Aim:
Could you extract every entry below and reproduce it exactly?

-=-=-

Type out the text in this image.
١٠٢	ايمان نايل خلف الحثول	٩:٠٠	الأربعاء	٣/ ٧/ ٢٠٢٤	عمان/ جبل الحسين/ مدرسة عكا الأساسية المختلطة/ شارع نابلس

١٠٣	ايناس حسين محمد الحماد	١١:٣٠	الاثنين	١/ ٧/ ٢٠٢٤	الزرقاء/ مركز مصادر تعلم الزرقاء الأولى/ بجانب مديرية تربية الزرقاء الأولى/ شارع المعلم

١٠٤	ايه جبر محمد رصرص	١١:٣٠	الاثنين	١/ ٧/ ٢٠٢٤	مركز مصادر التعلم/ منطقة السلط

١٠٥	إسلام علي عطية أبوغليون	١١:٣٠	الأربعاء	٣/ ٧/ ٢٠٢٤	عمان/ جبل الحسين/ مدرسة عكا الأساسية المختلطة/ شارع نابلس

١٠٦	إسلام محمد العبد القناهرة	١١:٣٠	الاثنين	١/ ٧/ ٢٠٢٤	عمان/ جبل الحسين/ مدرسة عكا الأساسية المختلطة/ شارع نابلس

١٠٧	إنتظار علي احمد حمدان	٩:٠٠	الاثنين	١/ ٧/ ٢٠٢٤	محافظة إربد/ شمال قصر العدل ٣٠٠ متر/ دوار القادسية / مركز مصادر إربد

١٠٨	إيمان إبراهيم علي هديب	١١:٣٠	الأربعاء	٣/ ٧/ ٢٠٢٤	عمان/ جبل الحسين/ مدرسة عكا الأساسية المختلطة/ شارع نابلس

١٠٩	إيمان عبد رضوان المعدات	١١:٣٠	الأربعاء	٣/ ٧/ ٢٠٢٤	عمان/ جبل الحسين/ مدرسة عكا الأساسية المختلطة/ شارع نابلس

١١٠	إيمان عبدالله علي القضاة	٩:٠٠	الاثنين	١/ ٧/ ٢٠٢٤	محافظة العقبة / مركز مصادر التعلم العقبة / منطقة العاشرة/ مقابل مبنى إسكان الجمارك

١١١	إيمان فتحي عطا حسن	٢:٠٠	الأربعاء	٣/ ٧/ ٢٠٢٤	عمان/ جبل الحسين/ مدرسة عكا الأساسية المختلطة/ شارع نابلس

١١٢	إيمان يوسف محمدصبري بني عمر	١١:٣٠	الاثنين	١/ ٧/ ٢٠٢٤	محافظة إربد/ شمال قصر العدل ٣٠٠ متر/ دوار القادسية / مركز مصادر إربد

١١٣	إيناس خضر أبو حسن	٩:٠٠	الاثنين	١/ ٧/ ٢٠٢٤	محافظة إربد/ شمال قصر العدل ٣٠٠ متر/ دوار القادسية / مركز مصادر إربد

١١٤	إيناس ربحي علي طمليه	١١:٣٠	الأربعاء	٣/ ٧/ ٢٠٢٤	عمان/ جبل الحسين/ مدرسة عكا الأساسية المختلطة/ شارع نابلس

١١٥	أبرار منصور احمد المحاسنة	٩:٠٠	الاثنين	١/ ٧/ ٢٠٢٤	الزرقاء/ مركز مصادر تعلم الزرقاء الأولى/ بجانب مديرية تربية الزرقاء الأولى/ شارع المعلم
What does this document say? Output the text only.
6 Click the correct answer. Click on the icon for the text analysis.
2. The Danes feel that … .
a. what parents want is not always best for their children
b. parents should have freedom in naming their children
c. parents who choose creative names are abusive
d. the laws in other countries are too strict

-=-=-

Response to this task:
Type out the text in this image.
١٠٢	ايمان نايل خلف الحثول	٩:٠٠	الأربعاء	٣/ ٧/ ٢٠٢٤	عمان/ جبل الحسين/ مدرسة عكا الأساسية المختلطة/ شارع نابلس

١٠٣	ايناس حسين محمد الحماد	١١:٣٠	الاثنين	١/ ٧/ ٢٠٢٤	الزرقاء/ مركز مصادر تعلم الزرقاء الأولى/ بجانب مديرية تربية الزرقاء الأولى/ شارع المعلم

١٠٤	ايه جبر محمد رصرص	١١:٣٠	الاثنين	١/ ٧/ ٢٠٢٤	مركز مصادر التعلم/ منطقة السلط

١٠٥	إسلام علي عطية أبوغليون	١١:٣٠	الأربعاء	٣/ ٧/ ٢٠٢٤	عمان/ جبل الحسين/ مدرسة عكا الأساسية المختلطة/ شارع نابلس

١٠٦	إسلام محمد العبد القناهرة	١١:٣٠	الاثنين	١/ ٧/ ٢٠٢٤	عمان/ جبل الحسين/ مدرسة عكا الأساسية المختلطة/ شارع نابلس

١٠٧	إنتظار علي احمد حمدان	٩:٠٠	الاثنين	١/ ٧/ ٢٠٢٤	محافظة إربد/ شمال قصر العدل ٣٠٠ متر/ دوار القادسية / مركز مصادر إربد

١٠٨	إيمان إبراهيم علي هديب	١١:٣٠	الأربعاء	٣/ ٧/ ٢٠٢٤	عمان/ جبل الحسين/ مدرسة عكا الأساسية المختلطة/ شارع نابلس

١٠٩	إيمان عبد رضوان المعدات	١١:٣٠	الأربعاء	٣/ ٧/ ٢٠٢٤	عمان/ جبل الحسين/ مدرسة عكا الأساسية المختلطة/ شارع نابلس

١١٠	إيمان عبدالله علي القضاة	٩:٠٠	الاثنين	١/ ٧/ ٢٠٢٤	محافظة العقبة / مركز مصادر التعلم العقبة / منطقة العاشرة/ مقابل مبنى إسكان الجمارك

١١١	إيمان فتحي عطا حسن	٢:٠٠	الأربعاء	٣/ ٧/ ٢٠٢٤	عمان/ جبل الحسين/ مدرسة عكا الأساسية المختلطة/ شارع نابلس

١١٢	إيمان يوسف محمدصبري بني عمر	١١:٣٠	الاثنين	١/ ٧/ ٢٠٢٤	محافظة إربد/ شمال قصر العدل ٣٠٠ متر/ دوار القادسية / مركز مصادر إربد

١١٣	إيناس خضر أبو حسن	٩:٠٠	الاثنين	١/ ٧/ ٢٠٢٤	محافظة إربد/ شمال قصر العدل ٣٠٠ متر/ دوار القادسية / مركز مصادر إربد

١١٤	إيناس ربحي علي طمليه	١١:٣٠	الأربعاء	٣/ ٧/ ٢٠٢٤	عمان/ جبل الحسين/ مدرسة عكا الأساسية المختلطة/ شارع نابلس

١١٥	أبرار منصور احمد المحاسنة	٩:٠٠	الاثنين	١/ ٧/ ٢٠٢٤	الزرقاء/ مركز مصادر تعلم الزرقاء الأولى/ بجانب مديرية تربية الزرقاء الأولى/ شارع المعلم
What does this document say? Output the text only.
6 Click the correct answer. Click on the icon for the text analysis.
2. The Danes feel that … .
a. what parents want is not always best for their children
b. parents should have freedom in naming their children
c. parents who choose creative names are abusive
d. the laws in other countries are too strict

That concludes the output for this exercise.